__Task objective__
Pictures in the data below are not part of the copy; transcribe everything else exactly.

## start

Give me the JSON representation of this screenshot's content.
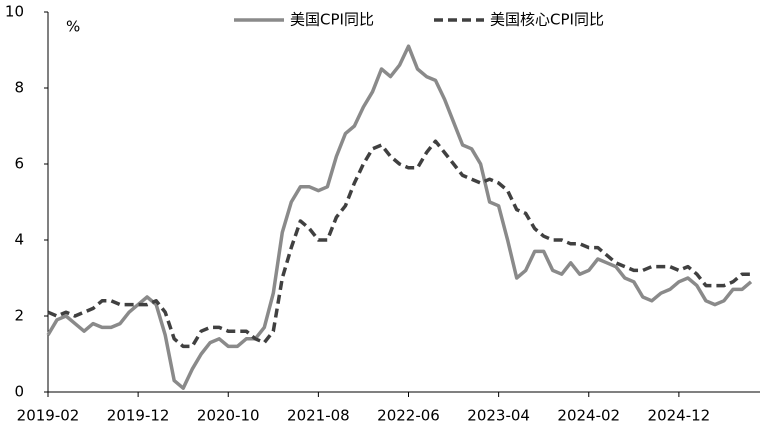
{
  "chart_data": {
    "type": "line",
    "y_unit": "%",
    "x": [
      "2019-02",
      "2019-03",
      "2019-04",
      "2019-05",
      "2019-06",
      "2019-07",
      "2019-08",
      "2019-09",
      "2019-10",
      "2019-11",
      "2019-12",
      "2020-01",
      "2020-02",
      "2020-03",
      "2020-04",
      "2020-05",
      "2020-06",
      "2020-07",
      "2020-08",
      "2020-09",
      "2020-10",
      "2020-11",
      "2020-12",
      "2021-01",
      "2021-02",
      "2021-03",
      "2021-04",
      "2021-05",
      "2021-06",
      "2021-07",
      "2021-08",
      "2021-09",
      "2021-10",
      "2021-11",
      "2021-12",
      "2022-01",
      "2022-02",
      "2022-03",
      "2022-04",
      "2022-05",
      "2022-06",
      "2022-07",
      "2022-08",
      "2022-09",
      "2022-10",
      "2022-11",
      "2022-12",
      "2023-01",
      "2023-02",
      "2023-03",
      "2023-04",
      "2023-05",
      "2023-06",
      "2023-07",
      "2023-08",
      "2023-09",
      "2023-10",
      "2023-11",
      "2023-12",
      "2024-01",
      "2024-02",
      "2024-03",
      "2024-04",
      "2024-05",
      "2024-06",
      "2024-07",
      "2024-08",
      "2024-09",
      "2024-10",
      "2024-11",
      "2024-12",
      "2025-01",
      "2025-02",
      "2025-03",
      "2025-04",
      "2025-05",
      "2025-06",
      "2025-07",
      "2025-08"
    ],
    "series": [
      {
        "name": "美国CPI同比",
        "color": "#8a8a8a",
        "dashed": false,
        "values": [
          1.5,
          1.9,
          2.0,
          1.8,
          1.6,
          1.8,
          1.7,
          1.7,
          1.8,
          2.1,
          2.3,
          2.5,
          2.3,
          1.5,
          0.3,
          0.1,
          0.6,
          1.0,
          1.3,
          1.4,
          1.2,
          1.2,
          1.4,
          1.4,
          1.7,
          2.6,
          4.2,
          5.0,
          5.4,
          5.4,
          5.3,
          5.4,
          6.2,
          6.8,
          7.0,
          7.5,
          7.9,
          8.5,
          8.3,
          8.6,
          9.1,
          8.5,
          8.3,
          8.2,
          7.7,
          7.1,
          6.5,
          6.4,
          6.0,
          5.0,
          4.9,
          4.0,
          3.0,
          3.2,
          3.7,
          3.7,
          3.2,
          3.1,
          3.4,
          3.1,
          3.2,
          3.5,
          3.4,
          3.3,
          3.0,
          2.9,
          2.5,
          2.4,
          2.6,
          2.7,
          2.9,
          3.0,
          2.8,
          2.4,
          2.3,
          2.4,
          2.7,
          2.7,
          2.9
        ]
      },
      {
        "name": "美国核心CPI同比",
        "color": "#404040",
        "dashed": true,
        "values": [
          2.1,
          2.0,
          2.1,
          2.0,
          2.1,
          2.2,
          2.4,
          2.4,
          2.3,
          2.3,
          2.3,
          2.3,
          2.4,
          2.1,
          1.4,
          1.2,
          1.2,
          1.6,
          1.7,
          1.7,
          1.6,
          1.6,
          1.6,
          1.4,
          1.3,
          1.6,
          3.0,
          3.8,
          4.5,
          4.3,
          4.0,
          4.0,
          4.6,
          4.9,
          5.5,
          6.0,
          6.4,
          6.5,
          6.2,
          6.0,
          5.9,
          5.9,
          6.3,
          6.6,
          6.3,
          6.0,
          5.7,
          5.6,
          5.5,
          5.6,
          5.5,
          5.3,
          4.8,
          4.7,
          4.3,
          4.1,
          4.0,
          4.0,
          3.9,
          3.9,
          3.8,
          3.8,
          3.6,
          3.4,
          3.3,
          3.2,
          3.2,
          3.3,
          3.3,
          3.3,
          3.2,
          3.3,
          3.1,
          2.8,
          2.8,
          2.8,
          2.9,
          3.1,
          3.1
        ]
      }
    ],
    "xlim": [
      "2019-02",
      "2025-09"
    ],
    "xticks": [
      "2019-02",
      "2019-12",
      "2020-10",
      "2021-08",
      "2022-06",
      "2023-04",
      "2024-02",
      "2024-12"
    ],
    "ylim": [
      0,
      10
    ],
    "yticks": [
      0,
      2,
      4,
      6,
      8,
      10
    ],
    "grid": false,
    "legend": "top"
  }
}
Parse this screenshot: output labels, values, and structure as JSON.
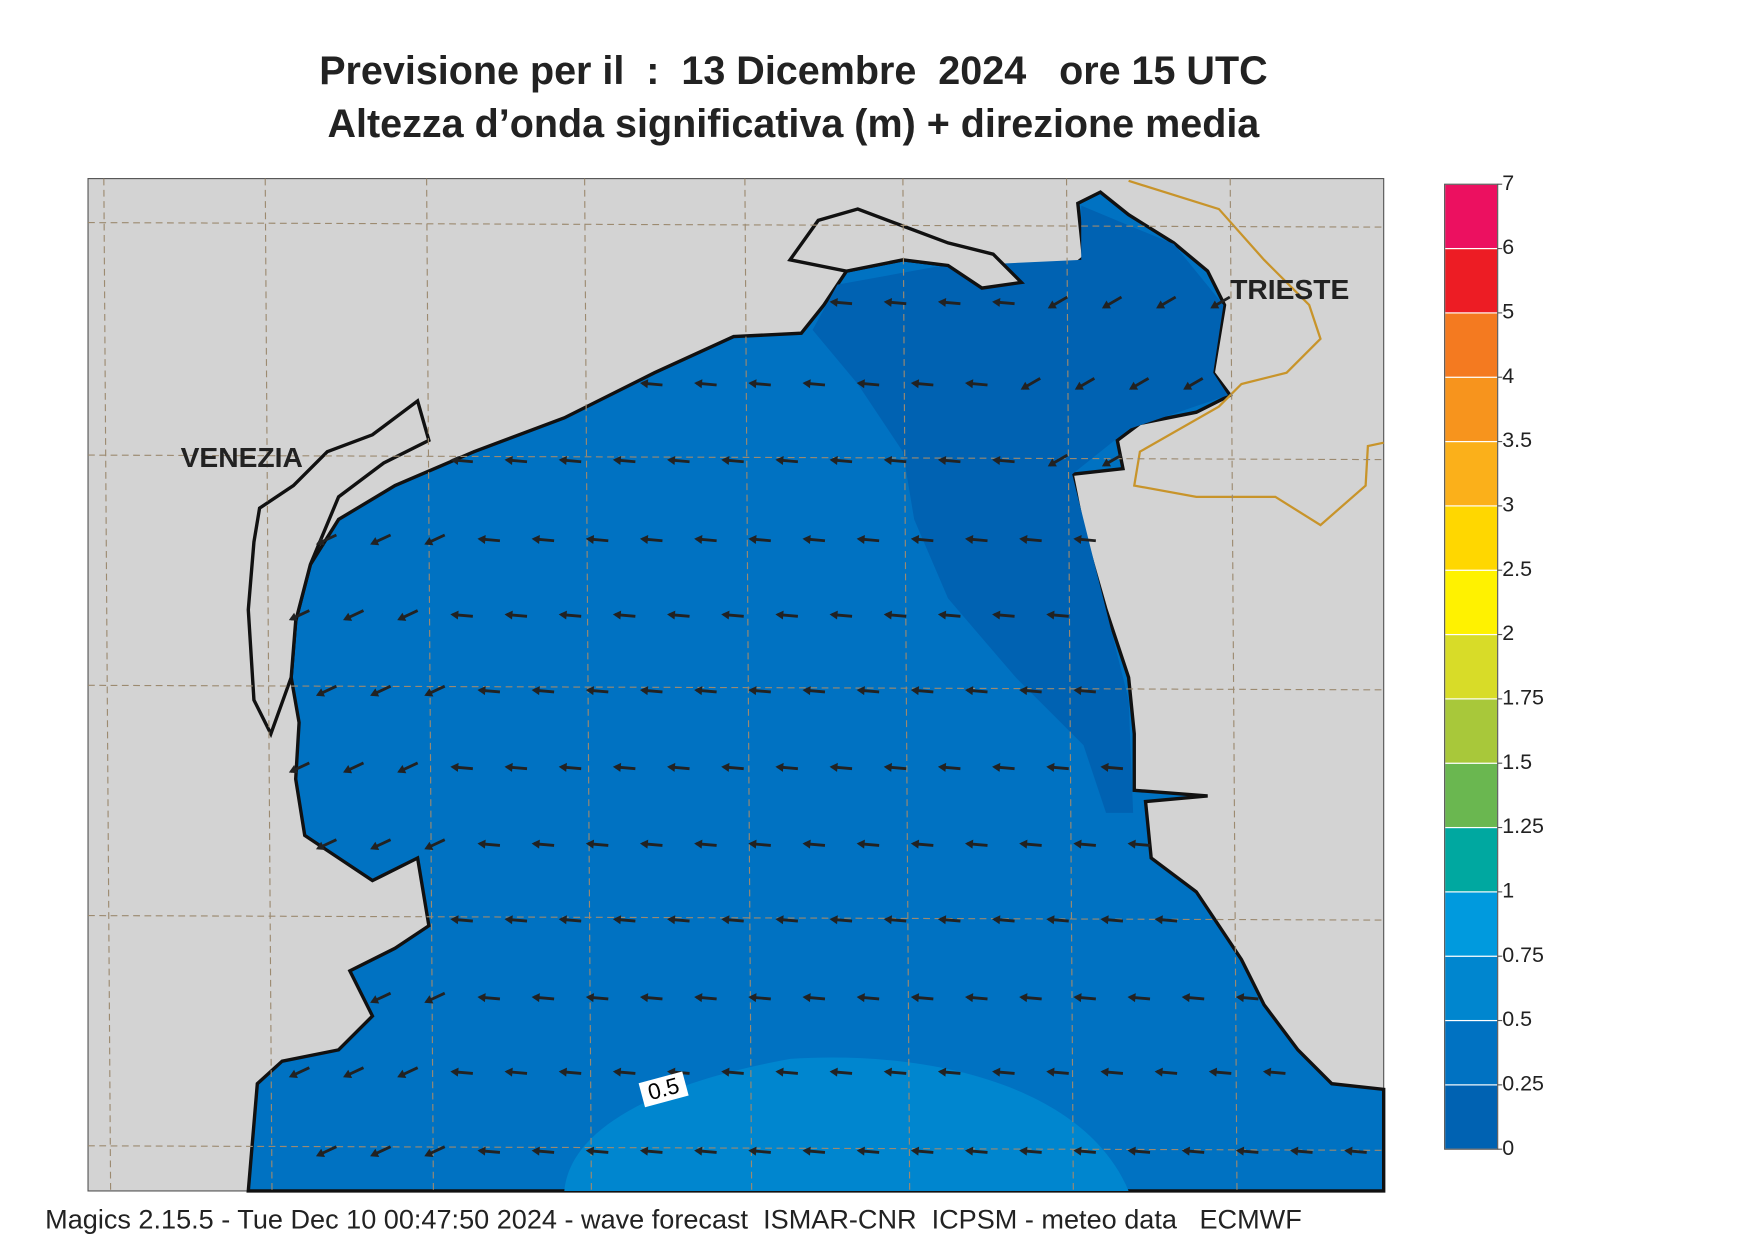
{
  "header": {
    "title": "Previsione per il  :  13 Dicembre  2024   ore 15 UTC",
    "subtitle": "Altezza d’onda significativa (m) + direzione media"
  },
  "map": {
    "labels": [
      "VENEZIA",
      "TRIESTE"
    ],
    "contour_label": 0.5
  },
  "legend": {
    "levels": [
      0,
      0.25,
      0.5,
      0.75,
      1,
      1.25,
      1.5,
      1.75,
      2,
      2.5,
      3,
      3.5,
      4,
      5,
      6,
      7
    ],
    "colors": [
      "#0062b2",
      "#0072c2",
      "#0086cf",
      "#009ade",
      "#00a8a0",
      "#6ab750",
      "#a8c83a",
      "#d8dc28",
      "#fff200",
      "#ffd700",
      "#fbb01a",
      "#f7941d",
      "#f47a20",
      "#ed1c24",
      "#ec1060"
    ]
  },
  "footer": "Magics 2.15.5 - Tue Dec 10 00:47:50 2024 - wave forecast  ISMAR-CNR  ICPSM - meteo data   ECMWF"
}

## end

__Complete response__
Give me the JSON representation of this screenshot's content.
{
  "chart_data": {
    "type": "line",
    "y_unit": "%",
    "x": [
      "2019-02",
      "2019-03",
      "2019-04",
      "2019-05",
      "2019-06",
      "2019-07",
      "2019-08",
      "2019-09",
      "2019-10",
      "2019-11",
      "2019-12",
      "2020-01",
      "2020-02",
      "2020-03",
      "2020-04",
      "2020-05",
      "2020-06",
      "2020-07",
      "2020-08",
      "2020-09",
      "2020-10",
      "2020-11",
      "2020-12",
      "2021-01",
      "2021-02",
      "2021-03",
      "2021-04",
      "2021-05",
      "2021-06",
      "2021-07",
      "2021-08",
      "2021-09",
      "2021-10",
      "2021-11",
      "2021-12",
      "2022-01",
      "2022-02",
      "2022-03",
      "2022-04",
      "2022-05",
      "2022-06",
      "2022-07",
      "2022-08",
      "2022-09",
      "2022-10",
      "2022-11",
      "2022-12",
      "2023-01",
      "2023-02",
      "2023-03",
      "2023-04",
      "2023-05",
      "2023-06",
      "2023-07",
      "2023-08",
      "2023-09",
      "2023-10",
      "2023-11",
      "2023-12",
      "2024-01",
      "2024-02",
      "2024-03",
      "2024-04",
      "2024-05",
      "2024-06",
      "2024-07",
      "2024-08",
      "2024-09",
      "2024-10",
      "2024-11",
      "2024-12",
      "2025-01",
      "2025-02",
      "2025-03",
      "2025-04",
      "2025-05",
      "2025-06",
      "2025-07",
      "2025-08"
    ],
    "series": [
      {
        "name": "美国CPI同比",
        "color": "#8a8a8a",
        "dashed": false,
        "values": [
          1.5,
          1.9,
          2.0,
          1.8,
          1.6,
          1.8,
          1.7,
          1.7,
          1.8,
          2.1,
          2.3,
          2.5,
          2.3,
          1.5,
          0.3,
          0.1,
          0.6,
          1.0,
          1.3,
          1.4,
          1.2,
          1.2,
          1.4,
          1.4,
          1.7,
          2.6,
          4.2,
          5.0,
          5.4,
          5.4,
          5.3,
          5.4,
          6.2,
          6.8,
          7.0,
          7.5,
          7.9,
          8.5,
          8.3,
          8.6,
          9.1,
          8.5,
          8.3,
          8.2,
          7.7,
          7.1,
          6.5,
          6.4,
          6.0,
          5.0,
          4.9,
          4.0,
          3.0,
          3.2,
          3.7,
          3.7,
          3.2,
          3.1,
          3.4,
          3.1,
          3.2,
          3.5,
          3.4,
          3.3,
          3.0,
          2.9,
          2.5,
          2.4,
          2.6,
          2.7,
          2.9,
          3.0,
          2.8,
          2.4,
          2.3,
          2.4,
          2.7,
          2.7,
          2.9
        ]
      },
      {
        "name": "美国核心CPI同比",
        "color": "#404040",
        "dashed": true,
        "values": [
          2.1,
          2.0,
          2.1,
          2.0,
          2.1,
          2.2,
          2.4,
          2.4,
          2.3,
          2.3,
          2.3,
          2.3,
          2.4,
          2.1,
          1.4,
          1.2,
          1.2,
          1.6,
          1.7,
          1.7,
          1.6,
          1.6,
          1.6,
          1.4,
          1.3,
          1.6,
          3.0,
          3.8,
          4.5,
          4.3,
          4.0,
          4.0,
          4.6,
          4.9,
          5.5,
          6.0,
          6.4,
          6.5,
          6.2,
          6.0,
          5.9,
          5.9,
          6.3,
          6.6,
          6.3,
          6.0,
          5.7,
          5.6,
          5.5,
          5.6,
          5.5,
          5.3,
          4.8,
          4.7,
          4.3,
          4.1,
          4.0,
          4.0,
          3.9,
          3.9,
          3.8,
          3.8,
          3.6,
          3.4,
          3.3,
          3.2,
          3.2,
          3.3,
          3.3,
          3.3,
          3.2,
          3.3,
          3.1,
          2.8,
          2.8,
          2.8,
          2.9,
          3.1,
          3.1
        ]
      }
    ],
    "xlim": [
      "2019-02",
      "2025-09"
    ],
    "xticks": [
      "2019-02",
      "2019-12",
      "2020-10",
      "2021-08",
      "2022-06",
      "2023-04",
      "2024-02",
      "2024-12"
    ],
    "ylim": [
      0,
      10
    ],
    "yticks": [
      0,
      2,
      4,
      6,
      8,
      10
    ],
    "grid": false,
    "legend": "top"
  }
}
Parse this screenshot: output labels, values, and structure as JSON.
{
  "header": {
    "title": "Previsione per il  :  13 Dicembre  2024   ore 15 UTC",
    "subtitle": "Altezza d’onda significativa (m) + direzione media"
  },
  "map": {
    "labels": [
      "VENEZIA",
      "TRIESTE"
    ],
    "contour_label": 0.5
  },
  "legend": {
    "levels": [
      0,
      0.25,
      0.5,
      0.75,
      1,
      1.25,
      1.5,
      1.75,
      2,
      2.5,
      3,
      3.5,
      4,
      5,
      6,
      7
    ],
    "colors": [
      "#0062b2",
      "#0072c2",
      "#0086cf",
      "#009ade",
      "#00a8a0",
      "#6ab750",
      "#a8c83a",
      "#d8dc28",
      "#fff200",
      "#ffd700",
      "#fbb01a",
      "#f7941d",
      "#f47a20",
      "#ed1c24",
      "#ec1060"
    ]
  },
  "footer": "Magics 2.15.5 - Tue Dec 10 00:47:50 2024 - wave forecast  ISMAR-CNR  ICPSM - meteo data   ECMWF"
}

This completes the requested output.